EXERCISE BRIEF:
Search the data for the word "name" and copy every line that contains it.

::::::::

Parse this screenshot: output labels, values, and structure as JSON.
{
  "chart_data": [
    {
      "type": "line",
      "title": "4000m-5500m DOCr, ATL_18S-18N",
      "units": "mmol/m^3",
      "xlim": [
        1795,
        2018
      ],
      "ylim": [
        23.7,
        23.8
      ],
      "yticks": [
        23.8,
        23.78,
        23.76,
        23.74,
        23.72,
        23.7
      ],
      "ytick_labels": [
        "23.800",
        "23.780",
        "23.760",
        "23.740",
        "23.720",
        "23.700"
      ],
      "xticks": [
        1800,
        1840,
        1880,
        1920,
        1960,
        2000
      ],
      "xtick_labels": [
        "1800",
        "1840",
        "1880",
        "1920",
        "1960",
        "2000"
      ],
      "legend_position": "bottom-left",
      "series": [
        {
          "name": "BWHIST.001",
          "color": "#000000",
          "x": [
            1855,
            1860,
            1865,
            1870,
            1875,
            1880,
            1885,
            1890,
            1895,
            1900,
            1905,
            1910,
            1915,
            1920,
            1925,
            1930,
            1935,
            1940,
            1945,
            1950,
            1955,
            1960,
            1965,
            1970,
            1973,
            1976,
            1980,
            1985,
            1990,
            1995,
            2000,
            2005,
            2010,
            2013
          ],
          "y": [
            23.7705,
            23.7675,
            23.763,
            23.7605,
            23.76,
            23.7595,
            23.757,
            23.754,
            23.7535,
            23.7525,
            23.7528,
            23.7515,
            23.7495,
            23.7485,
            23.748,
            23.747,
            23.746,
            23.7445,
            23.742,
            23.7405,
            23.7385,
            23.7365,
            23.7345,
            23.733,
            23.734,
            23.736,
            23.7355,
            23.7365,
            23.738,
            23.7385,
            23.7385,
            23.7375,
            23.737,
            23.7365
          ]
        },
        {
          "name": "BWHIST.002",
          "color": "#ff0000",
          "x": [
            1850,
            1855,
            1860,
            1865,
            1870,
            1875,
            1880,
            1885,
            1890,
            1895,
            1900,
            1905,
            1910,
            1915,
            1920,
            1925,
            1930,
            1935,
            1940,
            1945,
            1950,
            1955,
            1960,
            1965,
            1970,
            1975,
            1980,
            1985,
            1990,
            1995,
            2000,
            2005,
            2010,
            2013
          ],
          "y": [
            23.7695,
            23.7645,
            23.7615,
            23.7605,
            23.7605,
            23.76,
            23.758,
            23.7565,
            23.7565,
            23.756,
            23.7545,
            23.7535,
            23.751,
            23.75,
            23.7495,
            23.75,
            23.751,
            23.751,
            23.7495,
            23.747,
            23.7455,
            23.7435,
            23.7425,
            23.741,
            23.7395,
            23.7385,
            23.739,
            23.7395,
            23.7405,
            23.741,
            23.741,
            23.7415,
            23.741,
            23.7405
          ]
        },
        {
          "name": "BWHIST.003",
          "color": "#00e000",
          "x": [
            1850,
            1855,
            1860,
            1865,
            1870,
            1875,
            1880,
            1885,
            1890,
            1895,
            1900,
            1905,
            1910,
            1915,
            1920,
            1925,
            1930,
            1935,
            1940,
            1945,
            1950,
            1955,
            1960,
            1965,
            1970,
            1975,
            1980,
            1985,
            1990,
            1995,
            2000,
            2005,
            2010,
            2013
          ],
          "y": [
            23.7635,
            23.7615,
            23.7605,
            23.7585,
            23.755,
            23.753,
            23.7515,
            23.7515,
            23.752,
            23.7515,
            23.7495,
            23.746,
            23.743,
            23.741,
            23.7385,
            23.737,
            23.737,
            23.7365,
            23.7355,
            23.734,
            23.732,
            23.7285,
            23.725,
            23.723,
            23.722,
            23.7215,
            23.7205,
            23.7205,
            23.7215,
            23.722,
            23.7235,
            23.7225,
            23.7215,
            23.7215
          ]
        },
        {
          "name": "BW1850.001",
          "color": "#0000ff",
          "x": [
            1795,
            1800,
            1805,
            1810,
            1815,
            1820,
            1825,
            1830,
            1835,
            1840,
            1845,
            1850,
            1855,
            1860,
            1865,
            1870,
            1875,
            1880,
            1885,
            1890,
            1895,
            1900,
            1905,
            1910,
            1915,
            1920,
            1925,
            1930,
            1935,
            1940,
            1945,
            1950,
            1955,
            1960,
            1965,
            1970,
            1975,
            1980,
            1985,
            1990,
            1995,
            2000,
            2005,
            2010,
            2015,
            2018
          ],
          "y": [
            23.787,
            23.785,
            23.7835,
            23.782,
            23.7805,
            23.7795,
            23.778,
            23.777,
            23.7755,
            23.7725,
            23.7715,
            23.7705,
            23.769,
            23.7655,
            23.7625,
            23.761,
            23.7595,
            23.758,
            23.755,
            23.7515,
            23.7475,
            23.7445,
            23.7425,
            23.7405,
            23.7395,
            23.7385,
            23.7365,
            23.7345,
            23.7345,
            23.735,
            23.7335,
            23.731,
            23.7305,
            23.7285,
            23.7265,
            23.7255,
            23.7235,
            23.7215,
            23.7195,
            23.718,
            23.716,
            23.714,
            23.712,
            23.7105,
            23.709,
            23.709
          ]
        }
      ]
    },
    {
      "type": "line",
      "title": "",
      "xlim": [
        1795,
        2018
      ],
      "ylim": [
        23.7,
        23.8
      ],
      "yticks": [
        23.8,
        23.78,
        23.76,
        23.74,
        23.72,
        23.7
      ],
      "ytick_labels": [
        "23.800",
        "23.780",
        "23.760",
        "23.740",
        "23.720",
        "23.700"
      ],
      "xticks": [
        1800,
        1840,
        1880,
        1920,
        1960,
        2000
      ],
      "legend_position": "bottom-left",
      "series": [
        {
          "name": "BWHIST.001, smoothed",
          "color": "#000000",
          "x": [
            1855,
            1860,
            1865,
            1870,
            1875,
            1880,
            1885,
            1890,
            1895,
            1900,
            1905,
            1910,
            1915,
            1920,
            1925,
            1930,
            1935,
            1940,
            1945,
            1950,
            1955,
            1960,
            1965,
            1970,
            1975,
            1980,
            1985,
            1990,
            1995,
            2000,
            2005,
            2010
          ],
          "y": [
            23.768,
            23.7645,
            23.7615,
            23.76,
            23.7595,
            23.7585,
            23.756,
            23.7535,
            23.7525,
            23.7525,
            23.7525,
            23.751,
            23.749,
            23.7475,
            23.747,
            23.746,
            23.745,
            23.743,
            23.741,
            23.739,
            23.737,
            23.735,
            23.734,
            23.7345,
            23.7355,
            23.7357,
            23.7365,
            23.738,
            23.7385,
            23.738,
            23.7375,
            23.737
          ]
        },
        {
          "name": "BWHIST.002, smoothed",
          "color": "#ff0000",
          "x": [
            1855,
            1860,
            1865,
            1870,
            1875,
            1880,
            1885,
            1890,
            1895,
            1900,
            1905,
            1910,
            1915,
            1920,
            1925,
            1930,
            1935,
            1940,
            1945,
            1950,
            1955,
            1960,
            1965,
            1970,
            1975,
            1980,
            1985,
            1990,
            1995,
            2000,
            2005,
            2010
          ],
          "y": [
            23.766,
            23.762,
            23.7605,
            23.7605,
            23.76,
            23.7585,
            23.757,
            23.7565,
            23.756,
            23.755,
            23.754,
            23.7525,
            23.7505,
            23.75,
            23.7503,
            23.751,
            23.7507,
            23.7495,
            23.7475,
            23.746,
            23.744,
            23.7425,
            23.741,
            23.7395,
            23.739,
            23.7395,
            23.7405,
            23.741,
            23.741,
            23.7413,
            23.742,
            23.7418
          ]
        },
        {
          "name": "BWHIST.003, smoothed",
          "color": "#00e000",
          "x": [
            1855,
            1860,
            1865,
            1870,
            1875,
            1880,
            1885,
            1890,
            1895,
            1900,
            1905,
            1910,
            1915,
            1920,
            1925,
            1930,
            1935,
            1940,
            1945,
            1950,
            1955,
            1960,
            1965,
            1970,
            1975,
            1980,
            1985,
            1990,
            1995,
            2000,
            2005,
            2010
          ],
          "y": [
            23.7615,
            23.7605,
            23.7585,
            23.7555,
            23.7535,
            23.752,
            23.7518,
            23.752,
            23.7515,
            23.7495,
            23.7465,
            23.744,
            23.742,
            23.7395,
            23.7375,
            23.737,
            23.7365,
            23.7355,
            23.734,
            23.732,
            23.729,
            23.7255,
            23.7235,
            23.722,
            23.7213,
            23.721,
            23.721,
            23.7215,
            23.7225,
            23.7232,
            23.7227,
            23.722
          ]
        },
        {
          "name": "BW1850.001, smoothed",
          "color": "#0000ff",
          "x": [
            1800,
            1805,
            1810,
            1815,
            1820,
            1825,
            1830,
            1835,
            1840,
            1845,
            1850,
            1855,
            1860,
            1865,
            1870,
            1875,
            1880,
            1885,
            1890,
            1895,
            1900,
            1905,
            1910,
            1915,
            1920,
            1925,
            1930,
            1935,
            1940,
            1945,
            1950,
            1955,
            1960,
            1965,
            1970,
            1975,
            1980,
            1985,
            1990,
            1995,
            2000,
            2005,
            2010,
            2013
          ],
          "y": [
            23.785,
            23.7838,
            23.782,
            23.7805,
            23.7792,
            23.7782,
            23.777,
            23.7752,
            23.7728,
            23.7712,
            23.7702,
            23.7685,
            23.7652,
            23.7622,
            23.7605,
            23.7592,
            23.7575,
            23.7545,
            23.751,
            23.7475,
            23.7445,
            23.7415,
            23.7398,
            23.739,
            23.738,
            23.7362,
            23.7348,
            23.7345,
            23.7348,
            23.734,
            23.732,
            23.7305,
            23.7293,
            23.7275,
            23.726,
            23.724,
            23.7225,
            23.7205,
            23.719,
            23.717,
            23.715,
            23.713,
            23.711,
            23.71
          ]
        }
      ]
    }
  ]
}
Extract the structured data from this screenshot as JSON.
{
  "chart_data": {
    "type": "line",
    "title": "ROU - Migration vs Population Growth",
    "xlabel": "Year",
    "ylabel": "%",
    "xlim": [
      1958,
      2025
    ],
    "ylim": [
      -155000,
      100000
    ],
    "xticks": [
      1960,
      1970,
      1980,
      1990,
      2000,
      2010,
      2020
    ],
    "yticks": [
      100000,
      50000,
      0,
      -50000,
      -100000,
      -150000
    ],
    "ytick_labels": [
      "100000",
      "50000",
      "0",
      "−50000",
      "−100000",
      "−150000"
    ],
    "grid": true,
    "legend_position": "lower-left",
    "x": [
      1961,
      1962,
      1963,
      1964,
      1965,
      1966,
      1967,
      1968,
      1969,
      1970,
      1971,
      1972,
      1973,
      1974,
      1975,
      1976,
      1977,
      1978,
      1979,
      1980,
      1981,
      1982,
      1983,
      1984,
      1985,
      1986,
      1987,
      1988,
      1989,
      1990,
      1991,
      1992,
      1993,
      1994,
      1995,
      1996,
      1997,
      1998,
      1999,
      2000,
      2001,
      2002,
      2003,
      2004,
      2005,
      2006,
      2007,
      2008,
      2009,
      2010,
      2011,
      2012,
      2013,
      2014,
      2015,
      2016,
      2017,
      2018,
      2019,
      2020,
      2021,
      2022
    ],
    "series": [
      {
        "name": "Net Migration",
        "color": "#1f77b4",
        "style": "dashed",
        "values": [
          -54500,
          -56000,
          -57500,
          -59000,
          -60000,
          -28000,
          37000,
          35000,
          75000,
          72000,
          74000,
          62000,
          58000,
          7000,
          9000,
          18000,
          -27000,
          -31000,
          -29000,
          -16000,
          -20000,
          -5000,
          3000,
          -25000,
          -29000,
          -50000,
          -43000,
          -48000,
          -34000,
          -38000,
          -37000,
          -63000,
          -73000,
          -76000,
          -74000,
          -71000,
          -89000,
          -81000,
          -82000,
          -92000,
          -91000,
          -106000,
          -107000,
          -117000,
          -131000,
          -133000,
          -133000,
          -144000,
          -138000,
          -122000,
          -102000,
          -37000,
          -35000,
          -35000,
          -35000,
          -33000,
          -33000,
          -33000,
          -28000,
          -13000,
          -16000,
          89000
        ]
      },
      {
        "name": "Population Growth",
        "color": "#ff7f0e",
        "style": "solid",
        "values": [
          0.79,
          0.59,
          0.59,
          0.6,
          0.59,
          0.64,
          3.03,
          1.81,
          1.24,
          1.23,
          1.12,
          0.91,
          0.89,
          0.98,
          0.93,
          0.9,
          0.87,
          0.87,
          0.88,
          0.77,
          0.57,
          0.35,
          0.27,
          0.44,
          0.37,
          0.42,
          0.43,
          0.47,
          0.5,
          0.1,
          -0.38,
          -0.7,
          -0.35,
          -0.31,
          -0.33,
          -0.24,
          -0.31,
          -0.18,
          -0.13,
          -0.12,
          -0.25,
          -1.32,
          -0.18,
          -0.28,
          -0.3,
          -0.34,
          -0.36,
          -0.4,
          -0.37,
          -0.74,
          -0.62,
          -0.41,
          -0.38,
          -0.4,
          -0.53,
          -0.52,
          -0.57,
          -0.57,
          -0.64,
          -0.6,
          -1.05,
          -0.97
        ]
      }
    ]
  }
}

::::::::

RESULT OF THE EXERCISE:
          "name": "BWHIST.001",
          "name": "BWHIST.002",
          "name": "BWHIST.003",
          "name": "BW1850.001",
          "name": "BWHIST.001, smoothed",
          "name": "BWHIST.002, smoothed",
          "name": "BWHIST.003, smoothed",
          "name": "BW1850.001, smoothed",
        "name": "Net Migration",
        "name": "Population Growth",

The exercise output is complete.